» Listed entries:

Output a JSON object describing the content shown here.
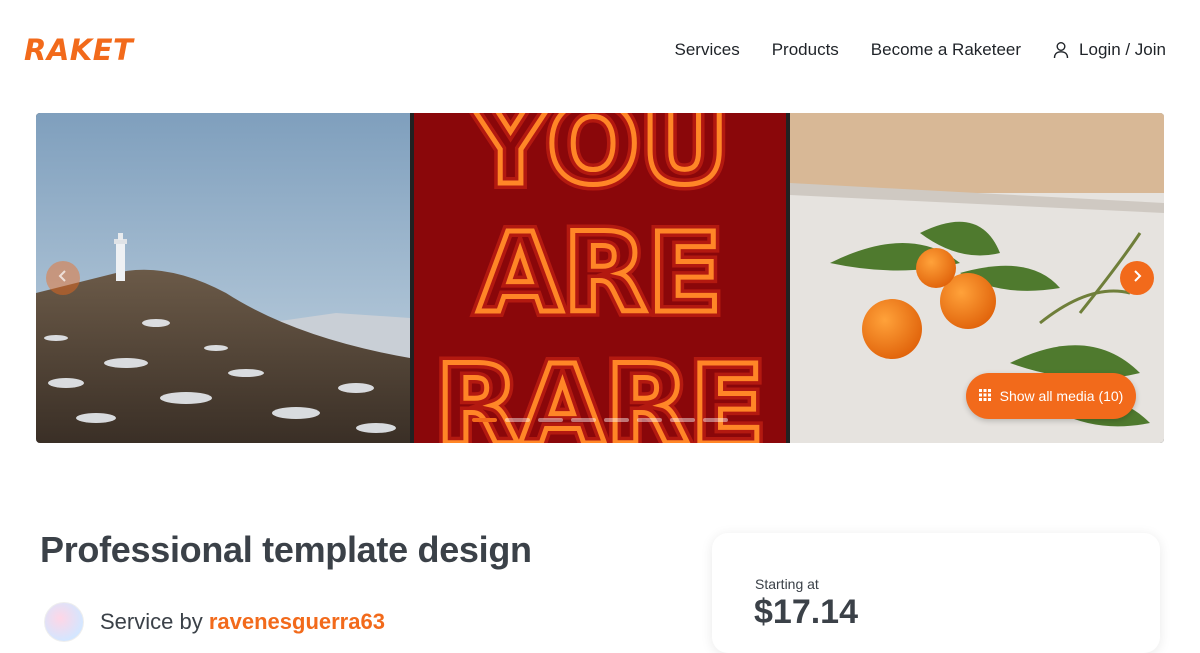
{
  "brand": {
    "logo": "RAKET",
    "accent_color": "#f26a1b"
  },
  "nav": {
    "items": [
      {
        "label": "Services"
      },
      {
        "label": "Products"
      },
      {
        "label": "Become a Raketeer"
      }
    ],
    "login_label": "Login / Join",
    "login_icon": "user-icon"
  },
  "gallery": {
    "images": [
      {
        "subject": "lighthouse-hill-landscape"
      },
      {
        "subject": "neon-sign",
        "sign_text": "YOU ARE RARE"
      },
      {
        "subject": "mandarin-oranges-with-leaves"
      }
    ],
    "slide_count": 8,
    "active_slide": 1,
    "show_all_label": "Show all media (10)",
    "prev_icon": "chevron-left-icon",
    "next_icon": "chevron-right-icon",
    "grid_icon": "grid-icon"
  },
  "service": {
    "title": "Professional template design",
    "seller_prefix": "Service by ",
    "seller_name": "ravenesguerra63"
  },
  "pricing": {
    "label": "Starting at",
    "price": "$17.14"
  }
}
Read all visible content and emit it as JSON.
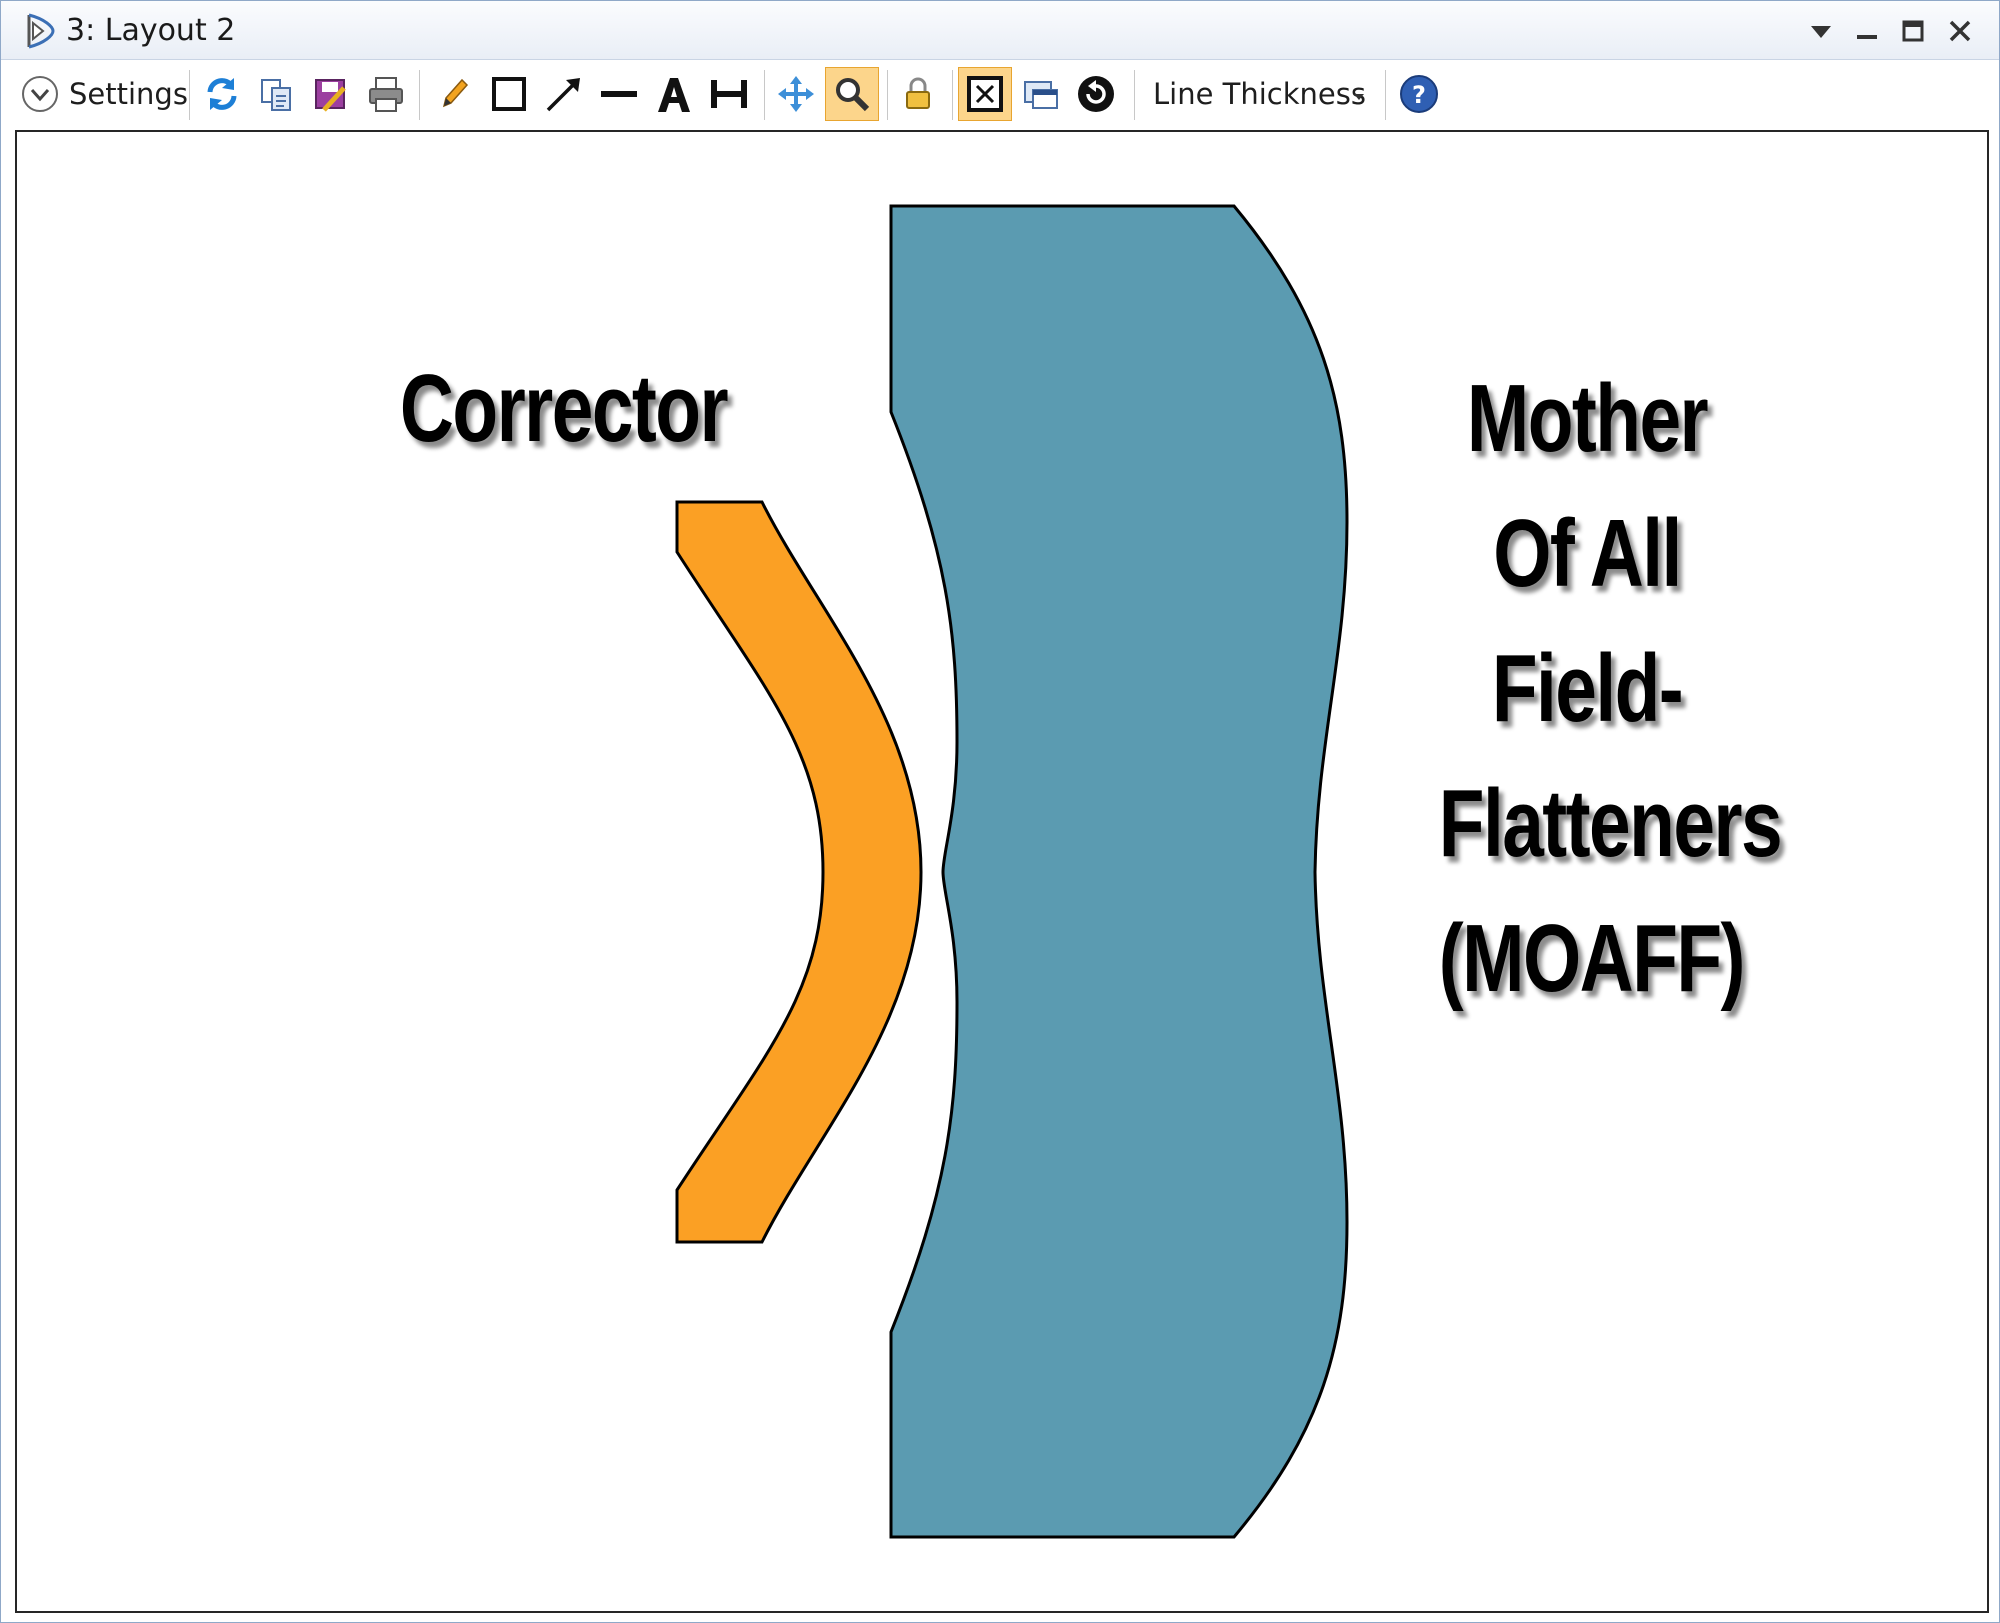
{
  "window": {
    "title": "3: Layout 2",
    "controls": [
      "chevron-down-icon",
      "minimize-icon",
      "maximize-icon",
      "close-icon"
    ]
  },
  "toolbar": {
    "settings_label": "Settings",
    "line_thickness_label": "Line Thickness",
    "icons": [
      "refresh-icon",
      "copy-icon",
      "save-icon",
      "print-icon",
      "pencil-icon",
      "rectangle-icon",
      "arrow-icon",
      "line-icon",
      "text-icon",
      "dimension-icon",
      "pan-icon",
      "zoom-icon",
      "lock-icon",
      "fit-icon",
      "window-icon",
      "reset-icon",
      "help-icon"
    ],
    "active": [
      "zoom-icon",
      "fit-icon"
    ]
  },
  "diagram": {
    "corrector_label": "Corrector",
    "moaff_label_lines": [
      "Mother",
      "Of All",
      "Field-",
      "Flatteners",
      "(MOAFF)"
    ],
    "colors": {
      "corrector_fill": "#fba024",
      "moaff_fill": "#5b9bb1",
      "outline": "#000000"
    }
  }
}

» Written task: Going from the line with "Read all visible content and emit it as JSON." to the last line of the listing, write out each line exactly and nothing else. Leave out all pictures.

» Answer to this exercise:
Read all visible content and emit it as JSON.
{
  "window": {
    "title": "3: Layout 2",
    "controls": [
      "chevron-down-icon",
      "minimize-icon",
      "maximize-icon",
      "close-icon"
    ]
  },
  "toolbar": {
    "settings_label": "Settings",
    "line_thickness_label": "Line Thickness",
    "icons": [
      "refresh-icon",
      "copy-icon",
      "save-icon",
      "print-icon",
      "pencil-icon",
      "rectangle-icon",
      "arrow-icon",
      "line-icon",
      "text-icon",
      "dimension-icon",
      "pan-icon",
      "zoom-icon",
      "lock-icon",
      "fit-icon",
      "window-icon",
      "reset-icon",
      "help-icon"
    ],
    "active": [
      "zoom-icon",
      "fit-icon"
    ]
  },
  "diagram": {
    "corrector_label": "Corrector",
    "moaff_label_lines": [
      "Mother",
      "Of All",
      "Field-",
      "Flatteners",
      "(MOAFF)"
    ],
    "colors": {
      "corrector_fill": "#fba024",
      "moaff_fill": "#5b9bb1",
      "outline": "#000000"
    }
  }
}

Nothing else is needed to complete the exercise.